# Input data start

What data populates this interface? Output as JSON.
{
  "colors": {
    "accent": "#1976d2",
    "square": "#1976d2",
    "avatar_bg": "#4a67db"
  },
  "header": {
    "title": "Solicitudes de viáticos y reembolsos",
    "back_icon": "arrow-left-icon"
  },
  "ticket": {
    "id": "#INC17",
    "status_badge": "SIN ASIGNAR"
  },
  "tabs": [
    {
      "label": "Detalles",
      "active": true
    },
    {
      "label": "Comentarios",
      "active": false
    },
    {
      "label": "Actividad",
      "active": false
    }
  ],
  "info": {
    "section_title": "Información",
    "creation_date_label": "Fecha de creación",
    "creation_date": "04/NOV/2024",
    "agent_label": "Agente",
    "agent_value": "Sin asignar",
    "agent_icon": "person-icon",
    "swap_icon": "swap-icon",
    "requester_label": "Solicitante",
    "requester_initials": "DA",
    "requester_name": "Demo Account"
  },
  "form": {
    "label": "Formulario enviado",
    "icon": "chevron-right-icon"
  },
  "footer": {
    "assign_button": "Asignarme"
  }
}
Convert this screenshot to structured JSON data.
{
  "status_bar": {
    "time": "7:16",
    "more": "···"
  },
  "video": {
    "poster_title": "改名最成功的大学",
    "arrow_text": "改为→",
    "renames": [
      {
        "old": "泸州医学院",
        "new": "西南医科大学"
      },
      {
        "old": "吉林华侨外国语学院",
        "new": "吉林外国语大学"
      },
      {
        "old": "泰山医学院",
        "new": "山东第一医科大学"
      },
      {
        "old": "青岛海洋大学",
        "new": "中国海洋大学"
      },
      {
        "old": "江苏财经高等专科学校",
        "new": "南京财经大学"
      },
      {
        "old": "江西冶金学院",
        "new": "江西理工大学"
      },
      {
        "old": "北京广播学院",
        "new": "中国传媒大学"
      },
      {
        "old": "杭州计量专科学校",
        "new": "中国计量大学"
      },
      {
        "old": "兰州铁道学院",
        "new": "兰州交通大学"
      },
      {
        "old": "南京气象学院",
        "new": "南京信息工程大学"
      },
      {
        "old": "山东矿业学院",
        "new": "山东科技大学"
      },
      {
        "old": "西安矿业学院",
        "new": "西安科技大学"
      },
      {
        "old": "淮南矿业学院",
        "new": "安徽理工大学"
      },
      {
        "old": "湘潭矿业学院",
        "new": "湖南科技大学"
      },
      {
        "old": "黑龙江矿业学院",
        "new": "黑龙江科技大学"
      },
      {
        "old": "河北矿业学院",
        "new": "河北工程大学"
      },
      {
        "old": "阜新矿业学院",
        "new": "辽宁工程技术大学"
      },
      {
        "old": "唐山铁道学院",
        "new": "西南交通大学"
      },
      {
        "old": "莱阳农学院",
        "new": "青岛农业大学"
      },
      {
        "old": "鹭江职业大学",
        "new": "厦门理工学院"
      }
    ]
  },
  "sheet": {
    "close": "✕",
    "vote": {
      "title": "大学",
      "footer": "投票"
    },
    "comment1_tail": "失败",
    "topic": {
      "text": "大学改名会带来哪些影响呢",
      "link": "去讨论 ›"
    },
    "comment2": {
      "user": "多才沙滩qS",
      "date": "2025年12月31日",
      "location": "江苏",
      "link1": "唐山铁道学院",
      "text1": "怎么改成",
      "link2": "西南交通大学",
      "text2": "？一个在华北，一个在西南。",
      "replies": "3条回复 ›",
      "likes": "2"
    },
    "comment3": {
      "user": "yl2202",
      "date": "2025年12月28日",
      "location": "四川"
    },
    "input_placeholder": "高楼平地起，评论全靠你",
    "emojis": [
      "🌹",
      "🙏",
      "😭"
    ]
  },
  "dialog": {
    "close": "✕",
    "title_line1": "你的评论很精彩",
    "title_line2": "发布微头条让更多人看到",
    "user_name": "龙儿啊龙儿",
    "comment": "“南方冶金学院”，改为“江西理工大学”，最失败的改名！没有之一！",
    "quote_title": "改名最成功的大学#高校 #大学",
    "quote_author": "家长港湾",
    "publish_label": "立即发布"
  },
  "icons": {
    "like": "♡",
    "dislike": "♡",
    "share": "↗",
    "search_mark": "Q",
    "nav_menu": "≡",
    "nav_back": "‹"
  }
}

# Input data end

--- Task details ---
Output all of the data again, exactly.

--- Reply to the exercise ---
What data populates this interface? Output as JSON.
{
  "colors": {
    "accent": "#1976d2",
    "square": "#1976d2",
    "avatar_bg": "#4a67db"
  },
  "header": {
    "title": "Solicitudes de viáticos y reembolsos",
    "back_icon": "arrow-left-icon"
  },
  "ticket": {
    "id": "#INC17",
    "status_badge": "SIN ASIGNAR"
  },
  "tabs": [
    {
      "label": "Detalles",
      "active": true
    },
    {
      "label": "Comentarios",
      "active": false
    },
    {
      "label": "Actividad",
      "active": false
    }
  ],
  "info": {
    "section_title": "Información",
    "creation_date_label": "Fecha de creación",
    "creation_date": "04/NOV/2024",
    "agent_label": "Agente",
    "agent_value": "Sin asignar",
    "agent_icon": "person-icon",
    "swap_icon": "swap-icon",
    "requester_label": "Solicitante",
    "requester_initials": "DA",
    "requester_name": "Demo Account"
  },
  "form": {
    "label": "Formulario enviado",
    "icon": "chevron-right-icon"
  },
  "footer": {
    "assign_button": "Asignarme"
  }
}
Convert this screenshot to structured JSON data.
{
  "status_bar": {
    "time": "7:16",
    "more": "···"
  },
  "video": {
    "poster_title": "改名最成功的大学",
    "arrow_text": "改为→",
    "renames": [
      {
        "old": "泸州医学院",
        "new": "西南医科大学"
      },
      {
        "old": "吉林华侨外国语学院",
        "new": "吉林外国语大学"
      },
      {
        "old": "泰山医学院",
        "new": "山东第一医科大学"
      },
      {
        "old": "青岛海洋大学",
        "new": "中国海洋大学"
      },
      {
        "old": "江苏财经高等专科学校",
        "new": "南京财经大学"
      },
      {
        "old": "江西冶金学院",
        "new": "江西理工大学"
      },
      {
        "old": "北京广播学院",
        "new": "中国传媒大学"
      },
      {
        "old": "杭州计量专科学校",
        "new": "中国计量大学"
      },
      {
        "old": "兰州铁道学院",
        "new": "兰州交通大学"
      },
      {
        "old": "南京气象学院",
        "new": "南京信息工程大学"
      },
      {
        "old": "山东矿业学院",
        "new": "山东科技大学"
      },
      {
        "old": "西安矿业学院",
        "new": "西安科技大学"
      },
      {
        "old": "淮南矿业学院",
        "new": "安徽理工大学"
      },
      {
        "old": "湘潭矿业学院",
        "new": "湖南科技大学"
      },
      {
        "old": "黑龙江矿业学院",
        "new": "黑龙江科技大学"
      },
      {
        "old": "河北矿业学院",
        "new": "河北工程大学"
      },
      {
        "old": "阜新矿业学院",
        "new": "辽宁工程技术大学"
      },
      {
        "old": "唐山铁道学院",
        "new": "西南交通大学"
      },
      {
        "old": "莱阳农学院",
        "new": "青岛农业大学"
      },
      {
        "old": "鹭江职业大学",
        "new": "厦门理工学院"
      }
    ]
  },
  "sheet": {
    "close": "✕",
    "vote": {
      "title": "大学",
      "footer": "投票"
    },
    "comment1_tail": "失败",
    "topic": {
      "text": "大学改名会带来哪些影响呢",
      "link": "去讨论 ›"
    },
    "comment2": {
      "user": "多才沙滩qS",
      "date": "2025年12月31日",
      "location": "江苏",
      "link1": "唐山铁道学院",
      "text1": "怎么改成",
      "link2": "西南交通大学",
      "text2": "？一个在华北，一个在西南。",
      "replies": "3条回复 ›",
      "likes": "2"
    },
    "comment3": {
      "user": "yl2202",
      "date": "2025年12月28日",
      "location": "四川"
    },
    "input_placeholder": "高楼平地起，评论全靠你",
    "emojis": [
      "🌹",
      "🙏",
      "😭"
    ]
  },
  "dialog": {
    "close": "✕",
    "title_line1": "你的评论很精彩",
    "title_line2": "发布微头条让更多人看到",
    "user_name": "龙儿啊龙儿",
    "comment": "“南方冶金学院”，改为“江西理工大学”，最失败的改名！没有之一！",
    "quote_title": "改名最成功的大学#高校 #大学",
    "quote_author": "家长港湾",
    "publish_label": "立即发布"
  },
  "icons": {
    "like": "♡",
    "dislike": "♡",
    "share": "↗",
    "search_mark": "Q",
    "nav_menu": "≡",
    "nav_back": "‹"
  }
}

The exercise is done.